What you will do: Gather all lines with the word "Szafa" in them.

%%

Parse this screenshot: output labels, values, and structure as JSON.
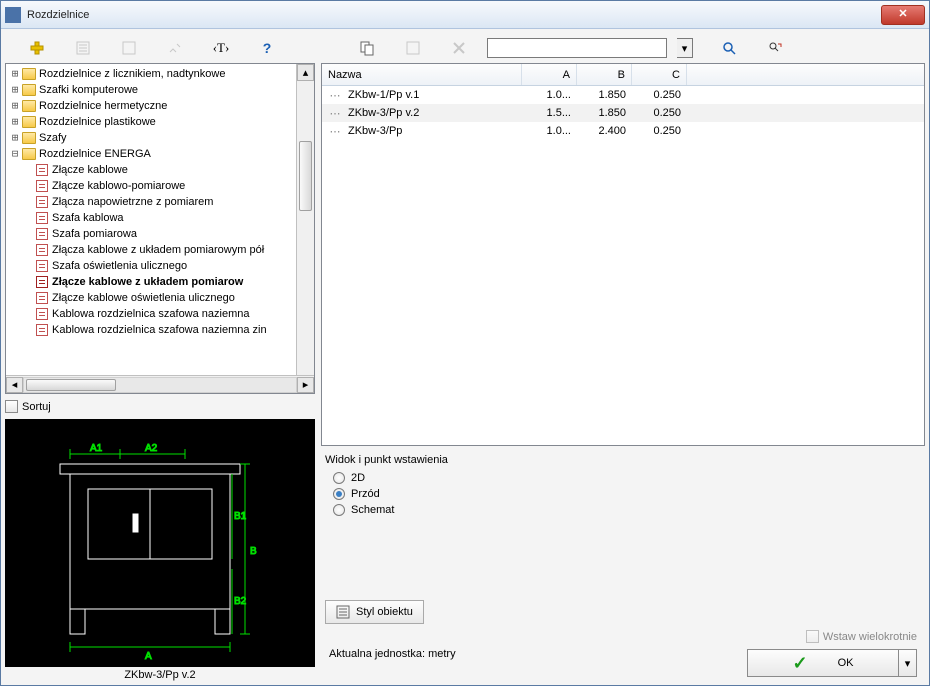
{
  "window": {
    "title": "Rozdzielnice"
  },
  "toolbar": {
    "search_placeholder": ""
  },
  "tree": {
    "top_folders": [
      "Rozdzielnice z licznikiem, nadtynkowe",
      "Szafki komputerowe",
      "Rozdzielnice hermetyczne",
      "Rozdzielnice plastikowe",
      "Szafy"
    ],
    "open_folder": "Rozdzielnice ENERGA",
    "items": [
      "Złącze kablowe",
      "Złącze kablowo-pomiarowe",
      "Złącza napowietrzne z pomiarem",
      "Szafa kablowa",
      "Szafa pomiarowa",
      "Złącza kablowe z układem pomiarowym pół",
      "Szafa oświetlenia ulicznego",
      "Złącze kablowe z układem pomiarow",
      "Złącze kablowe oświetlenia ulicznego",
      "Kablowa rozdzielnica szafowa naziemna",
      "Kablowa rozdzielnica szafowa naziemna zin"
    ],
    "selected_index": 7
  },
  "sort": {
    "label": "Sortuj"
  },
  "preview": {
    "caption": "ZKbw-3/Pp v.2",
    "dims": {
      "A": "A",
      "A1": "A1",
      "A2": "A2",
      "B": "B",
      "B1": "B1",
      "B2": "B2"
    }
  },
  "list": {
    "columns": {
      "name": "Nazwa",
      "a": "A",
      "b": "B",
      "c": "C"
    },
    "rows": [
      {
        "name": "ZKbw-1/Pp v.1",
        "a": "1.0...",
        "b": "1.850",
        "c": "0.250"
      },
      {
        "name": "ZKbw-3/Pp v.2",
        "a": "1.5...",
        "b": "1.850",
        "c": "0.250",
        "selected": true
      },
      {
        "name": "ZKbw-3/Pp",
        "a": "1.0...",
        "b": "2.400",
        "c": "0.250"
      }
    ]
  },
  "options": {
    "title": "Widok i punkt wstawienia",
    "radios": [
      {
        "label": "2D",
        "checked": false
      },
      {
        "label": "Przód",
        "checked": true
      },
      {
        "label": "Schemat",
        "checked": false
      }
    ],
    "style_button": "Styl obiektu",
    "unit_label": "Aktualna jednostka: metry",
    "insert_multi": "Wstaw wielokrotnie",
    "ok": "OK"
  }
}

%%

Problem solution:
      "Szafa kablowa",
      "Szafa pomiarowa",
      "Szafa oświetlenia ulicznego",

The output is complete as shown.